EXERCISE INSTRUCTIONS: Write out the whole listing, matching it exactly.

— start RECORDS FOR THE EXERCISE —

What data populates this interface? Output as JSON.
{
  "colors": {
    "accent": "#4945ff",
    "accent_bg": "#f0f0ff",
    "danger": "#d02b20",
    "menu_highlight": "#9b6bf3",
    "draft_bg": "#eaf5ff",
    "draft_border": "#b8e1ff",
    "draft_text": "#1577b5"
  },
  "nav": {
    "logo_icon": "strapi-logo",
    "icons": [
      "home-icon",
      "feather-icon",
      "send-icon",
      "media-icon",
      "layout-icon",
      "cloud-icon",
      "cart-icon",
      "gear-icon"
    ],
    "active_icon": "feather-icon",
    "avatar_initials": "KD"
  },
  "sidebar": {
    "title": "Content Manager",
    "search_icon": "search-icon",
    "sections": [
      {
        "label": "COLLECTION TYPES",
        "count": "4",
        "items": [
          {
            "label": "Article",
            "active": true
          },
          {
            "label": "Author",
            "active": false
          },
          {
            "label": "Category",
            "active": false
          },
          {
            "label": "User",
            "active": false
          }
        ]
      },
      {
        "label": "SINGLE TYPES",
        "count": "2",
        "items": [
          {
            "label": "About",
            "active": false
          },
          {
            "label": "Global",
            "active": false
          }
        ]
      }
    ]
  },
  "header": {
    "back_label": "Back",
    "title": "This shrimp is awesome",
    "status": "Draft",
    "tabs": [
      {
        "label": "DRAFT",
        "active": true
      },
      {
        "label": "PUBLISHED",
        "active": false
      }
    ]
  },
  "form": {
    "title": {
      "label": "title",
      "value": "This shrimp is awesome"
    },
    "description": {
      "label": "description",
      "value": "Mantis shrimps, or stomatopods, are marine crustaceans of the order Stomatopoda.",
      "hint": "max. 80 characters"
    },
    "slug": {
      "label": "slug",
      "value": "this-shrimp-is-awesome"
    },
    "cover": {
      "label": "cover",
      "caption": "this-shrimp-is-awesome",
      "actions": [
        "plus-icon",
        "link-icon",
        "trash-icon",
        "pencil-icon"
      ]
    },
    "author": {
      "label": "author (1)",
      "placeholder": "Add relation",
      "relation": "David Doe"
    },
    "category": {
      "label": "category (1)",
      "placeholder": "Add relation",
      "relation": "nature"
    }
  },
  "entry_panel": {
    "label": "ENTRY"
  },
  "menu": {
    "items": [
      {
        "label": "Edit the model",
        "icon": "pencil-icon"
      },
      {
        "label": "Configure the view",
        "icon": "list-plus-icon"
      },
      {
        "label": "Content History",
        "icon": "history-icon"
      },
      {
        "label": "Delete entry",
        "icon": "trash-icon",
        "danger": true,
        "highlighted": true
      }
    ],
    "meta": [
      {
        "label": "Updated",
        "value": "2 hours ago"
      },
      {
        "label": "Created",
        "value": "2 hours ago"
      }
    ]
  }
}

— end RECORDS FOR THE EXERCISE —

SOLVED EXERCISE:
What data populates this interface? Output as JSON.
{
  "colors": {
    "accent": "#4945ff",
    "accent_bg": "#f0f0ff",
    "danger": "#d02b20",
    "menu_highlight": "#9b6bf3",
    "draft_bg": "#eaf5ff",
    "draft_border": "#b8e1ff",
    "draft_text": "#1577b5"
  },
  "nav": {
    "logo_icon": "strapi-logo",
    "icons": [
      "home-icon",
      "feather-icon",
      "send-icon",
      "media-icon",
      "layout-icon",
      "cloud-icon",
      "cart-icon",
      "gear-icon"
    ],
    "active_icon": "feather-icon",
    "avatar_initials": "KD"
  },
  "sidebar": {
    "title": "Content Manager",
    "search_icon": "search-icon",
    "sections": [
      {
        "label": "COLLECTION TYPES",
        "count": "4",
        "items": [
          {
            "label": "Article",
            "active": true
          },
          {
            "label": "Author",
            "active": false
          },
          {
            "label": "Category",
            "active": false
          },
          {
            "label": "User",
            "active": false
          }
        ]
      },
      {
        "label": "SINGLE TYPES",
        "count": "2",
        "items": [
          {
            "label": "About",
            "active": false
          },
          {
            "label": "Global",
            "active": false
          }
        ]
      }
    ]
  },
  "header": {
    "back_label": "Back",
    "title": "This shrimp is awesome",
    "status": "Draft",
    "tabs": [
      {
        "label": "DRAFT",
        "active": true
      },
      {
        "label": "PUBLISHED",
        "active": false
      }
    ]
  },
  "form": {
    "title": {
      "label": "title",
      "value": "This shrimp is awesome"
    },
    "description": {
      "label": "description",
      "value": "Mantis shrimps, or stomatopods, are marine crustaceans of the order Stomatopoda.",
      "hint": "max. 80 characters"
    },
    "slug": {
      "label": "slug",
      "value": "this-shrimp-is-awesome"
    },
    "cover": {
      "label": "cover",
      "caption": "this-shrimp-is-awesome",
      "actions": [
        "plus-icon",
        "link-icon",
        "trash-icon",
        "pencil-icon"
      ]
    },
    "author": {
      "label": "author (1)",
      "placeholder": "Add relation",
      "relation": "David Doe"
    },
    "category": {
      "label": "category (1)",
      "placeholder": "Add relation",
      "relation": "nature"
    }
  },
  "entry_panel": {
    "label": "ENTRY"
  },
  "menu": {
    "items": [
      {
        "label": "Edit the model",
        "icon": "pencil-icon"
      },
      {
        "label": "Configure the view",
        "icon": "list-plus-icon"
      },
      {
        "label": "Content History",
        "icon": "history-icon"
      },
      {
        "label": "Delete entry",
        "icon": "trash-icon",
        "danger": true,
        "highlighted": true
      }
    ],
    "meta": [
      {
        "label": "Updated",
        "value": "2 hours ago"
      },
      {
        "label": "Created",
        "value": "2 hours ago"
      }
    ]
  }
}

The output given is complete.